**Transcript data for document pages:**

───

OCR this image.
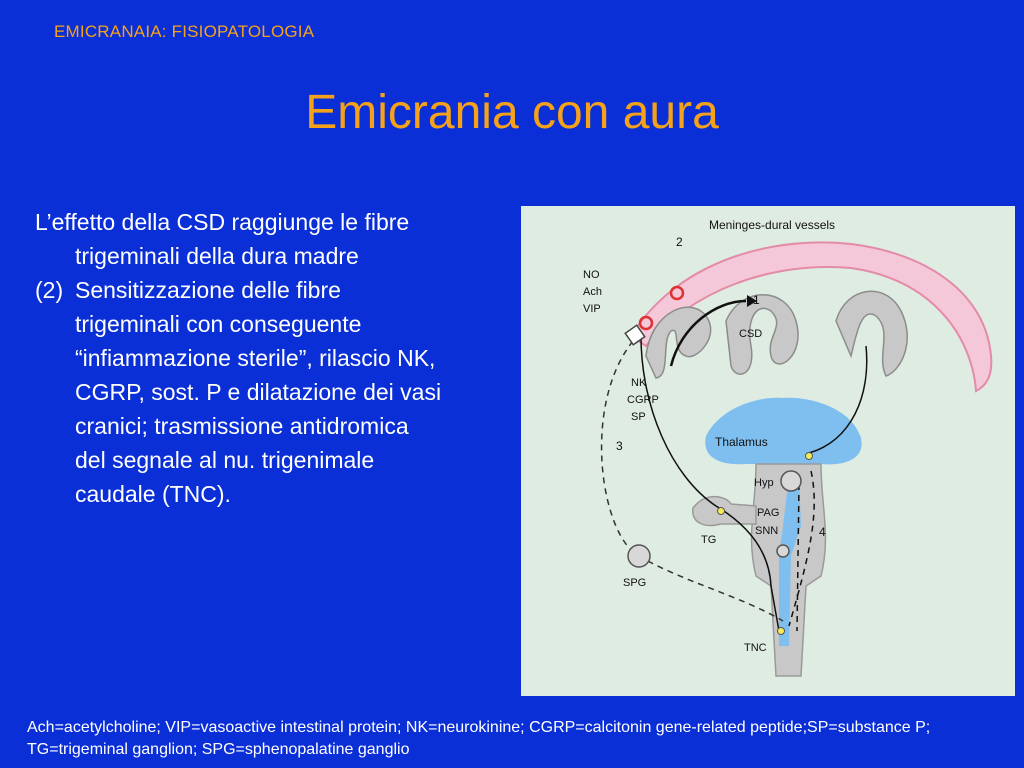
EMICRANAIA: FISIOPATOLOGIA
Emicrania con aura
L’effetto della CSD raggiunge le fibre trigeminali della dura madre
(2) Sensitizzazione delle fibre trigeminali con conseguente “infiammazione sterile”, rilascio NK, CGRP, sost. P e dilatazione dei vasi cranici; trasmissione antidromica del segnale al nu. trigenimale caudale (TNC).
Meninges-dural vessels
NO
Ach
VIP
1
2
3
4
CSD
NK
CGRP
SP
Thalamus
Hyp
PAG
SNN
TG
SPG
TNC
Ach=acetylcholine; VIP=vasoactive intestinal protein; NK=neurokinine; CGRP=calcitonin gene-related peptide;SP=substance P; TG=trigeminal ganglion; SPG=sphenopalatine ganglio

───

**WHAT IS REQUIRED:**
Since only the text is needed, retype the data above exactly and omit the pictures.

**EXERCISE RESPONSE:**
OCR this image.
EMICRANAIA: FISIOPATOLOGIA
Emicrania con aura
L’effetto della CSD raggiunge le fibre trigeminali della dura madre
(2) Sensitizzazione delle fibre trigeminali con conseguente “infiammazione sterile”, rilascio NK, CGRP, sost. P e dilatazione dei vasi cranici; trasmissione antidromica del segnale al nu. trigenimale caudale (TNC).
Meninges-dural vessels
NO
Ach
VIP
1
2
3
4
CSD
NK
CGRP
SP
Thalamus
Hyp
PAG
SNN
TG
SPG
TNC
Ach=acetylcholine; VIP=vasoactive intestinal protein; NK=neurokinine; CGRP=calcitonin gene-related peptide;SP=substance P; TG=trigeminal ganglion; SPG=sphenopalatine ganglio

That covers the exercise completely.